(Stored items)
Start
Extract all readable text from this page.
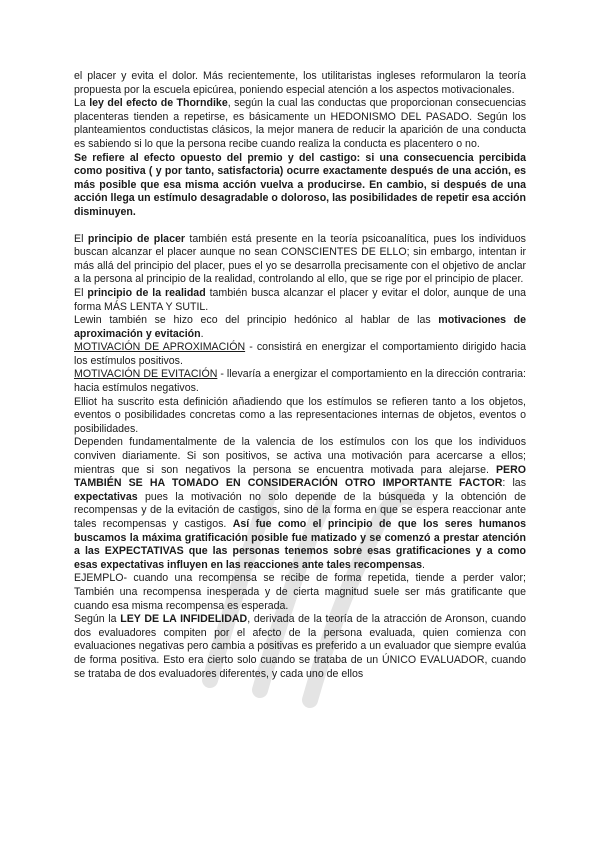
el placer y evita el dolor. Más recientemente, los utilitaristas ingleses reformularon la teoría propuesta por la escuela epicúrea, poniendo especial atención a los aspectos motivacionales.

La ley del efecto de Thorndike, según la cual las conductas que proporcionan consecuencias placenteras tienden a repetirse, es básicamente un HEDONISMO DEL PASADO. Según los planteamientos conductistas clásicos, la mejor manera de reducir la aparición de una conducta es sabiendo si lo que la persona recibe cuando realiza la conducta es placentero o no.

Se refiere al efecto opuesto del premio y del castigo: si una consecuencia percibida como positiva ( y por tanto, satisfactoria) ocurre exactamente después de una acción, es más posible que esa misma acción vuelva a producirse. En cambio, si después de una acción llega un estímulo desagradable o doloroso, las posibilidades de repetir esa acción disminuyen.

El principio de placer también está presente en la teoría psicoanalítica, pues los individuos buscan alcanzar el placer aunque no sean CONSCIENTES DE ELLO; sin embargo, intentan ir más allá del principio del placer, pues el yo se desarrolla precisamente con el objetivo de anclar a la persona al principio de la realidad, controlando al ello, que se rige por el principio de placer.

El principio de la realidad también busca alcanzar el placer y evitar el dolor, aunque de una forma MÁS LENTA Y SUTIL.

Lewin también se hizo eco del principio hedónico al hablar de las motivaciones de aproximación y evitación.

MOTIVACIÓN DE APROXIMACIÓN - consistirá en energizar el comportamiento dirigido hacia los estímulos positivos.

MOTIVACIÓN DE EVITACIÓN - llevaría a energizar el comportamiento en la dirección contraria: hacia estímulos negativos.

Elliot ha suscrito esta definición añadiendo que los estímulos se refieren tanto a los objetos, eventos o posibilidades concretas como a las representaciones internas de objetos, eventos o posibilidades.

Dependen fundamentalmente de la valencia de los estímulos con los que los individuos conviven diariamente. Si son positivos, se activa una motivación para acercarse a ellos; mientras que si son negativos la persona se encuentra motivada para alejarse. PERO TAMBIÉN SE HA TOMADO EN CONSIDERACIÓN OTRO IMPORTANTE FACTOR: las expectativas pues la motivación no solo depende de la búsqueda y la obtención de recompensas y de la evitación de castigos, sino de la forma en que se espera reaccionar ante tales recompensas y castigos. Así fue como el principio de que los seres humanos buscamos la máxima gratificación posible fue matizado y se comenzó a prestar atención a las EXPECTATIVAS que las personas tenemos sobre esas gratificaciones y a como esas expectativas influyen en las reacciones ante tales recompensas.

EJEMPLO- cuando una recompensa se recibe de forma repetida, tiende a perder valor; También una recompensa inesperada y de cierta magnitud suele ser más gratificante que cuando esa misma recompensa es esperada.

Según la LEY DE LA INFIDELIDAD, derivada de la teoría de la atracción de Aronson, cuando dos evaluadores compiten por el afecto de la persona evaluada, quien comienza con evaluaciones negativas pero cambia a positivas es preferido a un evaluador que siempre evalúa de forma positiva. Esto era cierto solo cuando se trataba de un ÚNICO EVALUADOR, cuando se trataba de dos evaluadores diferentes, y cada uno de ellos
End
**WHAT YOU ARE ASKED TO DO:** Reproduce each line exactly as it appears, omitting the pictures.

**EXERCISE RESULT:**
Extract all readable text from this page.
el placer y evita el dolor. Más recientemente, los utilitaristas ingleses reformularon la teoría propuesta por la escuela epicúrea, poniendo especial atención a los aspectos motivacionales.

La ley del efecto de Thorndike, según la cual las conductas que proporcionan consecuencias placenteras tienden a repetirse, es básicamente un HEDONISMO DEL PASADO. Según los planteamientos conductistas clásicos, la mejor manera de reducir la aparición de una conducta es sabiendo si lo que la persona recibe cuando realiza la conducta es placentero o no.

Se refiere al efecto opuesto del premio y del castigo: si una consecuencia percibida como positiva ( y por tanto, satisfactoria) ocurre exactamente después de una acción, es más posible que esa misma acción vuelva a producirse. En cambio, si después de una acción llega un estímulo desagradable o doloroso, las posibilidades de repetir esa acción disminuyen.

El principio de placer también está presente en la teoría psicoanalítica, pues los individuos buscan alcanzar el placer aunque no sean CONSCIENTES DE ELLO; sin embargo, intentan ir más allá del principio del placer, pues el yo se desarrolla precisamente con el objetivo de anclar a la persona al principio de la realidad, controlando al ello, que se rige por el principio de placer.

El principio de la realidad también busca alcanzar el placer y evitar el dolor, aunque de una forma MÁS LENTA Y SUTIL.

Lewin también se hizo eco del principio hedónico al hablar de las motivaciones de aproximación y evitación.

MOTIVACIÓN DE APROXIMACIÓN - consistirá en energizar el comportamiento dirigido hacia los estímulos positivos.

MOTIVACIÓN DE EVITACIÓN - llevaría a energizar el comportamiento en la dirección contraria: hacia estímulos negativos.

Elliot ha suscrito esta definición añadiendo que los estímulos se refieren tanto a los objetos, eventos o posibilidades concretas como a las representaciones internas de objetos, eventos o posibilidades.

Dependen fundamentalmente de la valencia de los estímulos con los que los individuos conviven diariamente. Si son positivos, se activa una motivación para acercarse a ellos; mientras que si son negativos la persona se encuentra motivada para alejarse. PERO TAMBIÉN SE HA TOMADO EN CONSIDERACIÓN OTRO IMPORTANTE FACTOR: las expectativas pues la motivación no solo depende de la búsqueda y la obtención de recompensas y de la evitación de castigos, sino de la forma en que se espera reaccionar ante tales recompensas y castigos. Así fue como el principio de que los seres humanos buscamos la máxima gratificación posible fue matizado y se comenzó a prestar atención a las EXPECTATIVAS que las personas tenemos sobre esas gratificaciones y a como esas expectativas influyen en las reacciones ante tales recompensas.

EJEMPLO- cuando una recompensa se recibe de forma repetida, tiende a perder valor; También una recompensa inesperada y de cierta magnitud suele ser más gratificante que cuando esa misma recompensa es esperada.

Según la LEY DE LA INFIDELIDAD, derivada de la teoría de la atracción de Aronson, cuando dos evaluadores compiten por el afecto de la persona evaluada, quien comienza con evaluaciones negativas pero cambia a positivas es preferido a un evaluador que siempre evalúa de forma positiva. Esto era cierto solo cuando se trataba de un ÚNICO EVALUADOR, cuando se trataba de dos evaluadores diferentes, y cada uno de ellos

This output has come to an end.